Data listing
--- BEGIN ---
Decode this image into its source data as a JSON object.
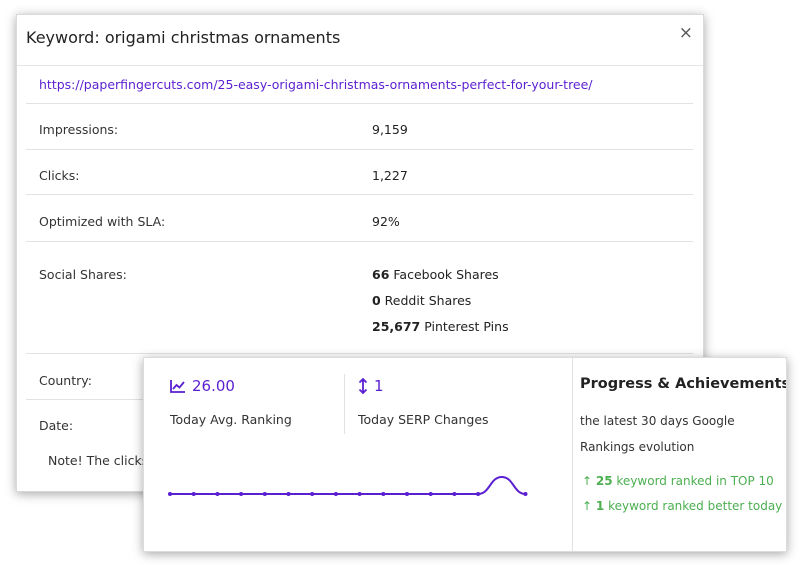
{
  "modal": {
    "title": "Keyword: origami christmas ornaments",
    "close_glyph": "×",
    "url": "https://paperfingercuts.com/25-easy-origami-christmas-ornaments-perfect-for-your-tree/",
    "rows": {
      "impressions": {
        "label": "Impressions:",
        "value": "9,159"
      },
      "clicks": {
        "label": "Clicks:",
        "value": "1,227"
      },
      "optimized": {
        "label": "Optimized with SLA:",
        "value": "92%"
      },
      "social": {
        "label": "Social Shares:",
        "facebook_count": "66",
        "facebook_label": " Facebook Shares",
        "reddit_count": "0",
        "reddit_label": " Reddit Shares",
        "pinterest_count": "25,677",
        "pinterest_label": " Pinterest Pins"
      },
      "country": {
        "label": "Country:"
      },
      "date": {
        "label": "Date:"
      }
    },
    "note": "Note! The clicks an"
  },
  "stats_card": {
    "avg_ranking": {
      "value": "26.00",
      "label": "Today Avg. Ranking",
      "icon": "line-chart-icon"
    },
    "serp_changes": {
      "value": "1",
      "label": "Today SERP Changes",
      "icon": "up-down-arrow-icon"
    },
    "progress": {
      "title": "Progress & Achievements",
      "description": "the latest 30 days Google Rankings evolution",
      "top10_count": "25",
      "top10_text": " keyword ranked in TOP 10",
      "better_count": "1",
      "better_text": " keyword ranked better today",
      "arrow_glyph": "↑"
    }
  },
  "colors": {
    "accent": "#5a1fd1",
    "success": "#4caf50"
  },
  "chart_data": {
    "type": "line",
    "series": [
      {
        "values": [
          0,
          0,
          0,
          0,
          0,
          0,
          0,
          0,
          0,
          0,
          0,
          0,
          0,
          0,
          1,
          0
        ]
      }
    ]
  }
}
--- END ---
• **WHAT THIS TASK INVOLVES**
Without including any pictures, output all the entries above exactly.

• **RESULT BELOW**
Decode this image into its source data as a JSON object.
{
  "modal": {
    "title": "Keyword: origami christmas ornaments",
    "close_glyph": "×",
    "url": "https://paperfingercuts.com/25-easy-origami-christmas-ornaments-perfect-for-your-tree/",
    "rows": {
      "impressions": {
        "label": "Impressions:",
        "value": "9,159"
      },
      "clicks": {
        "label": "Clicks:",
        "value": "1,227"
      },
      "optimized": {
        "label": "Optimized with SLA:",
        "value": "92%"
      },
      "social": {
        "label": "Social Shares:",
        "facebook_count": "66",
        "facebook_label": " Facebook Shares",
        "reddit_count": "0",
        "reddit_label": " Reddit Shares",
        "pinterest_count": "25,677",
        "pinterest_label": " Pinterest Pins"
      },
      "country": {
        "label": "Country:"
      },
      "date": {
        "label": "Date:"
      }
    },
    "note": "Note! The clicks an"
  },
  "stats_card": {
    "avg_ranking": {
      "value": "26.00",
      "label": "Today Avg. Ranking",
      "icon": "line-chart-icon"
    },
    "serp_changes": {
      "value": "1",
      "label": "Today SERP Changes",
      "icon": "up-down-arrow-icon"
    },
    "progress": {
      "title": "Progress & Achievements",
      "description": "the latest 30 days Google Rankings evolution",
      "top10_count": "25",
      "top10_text": " keyword ranked in TOP 10",
      "better_count": "1",
      "better_text": " keyword ranked better today",
      "arrow_glyph": "↑"
    }
  },
  "colors": {
    "accent": "#5a1fd1",
    "success": "#4caf50"
  },
  "chart_data": {
    "type": "line",
    "series": [
      {
        "values": [
          0,
          0,
          0,
          0,
          0,
          0,
          0,
          0,
          0,
          0,
          0,
          0,
          0,
          0,
          1,
          0
        ]
      }
    ]
  }
}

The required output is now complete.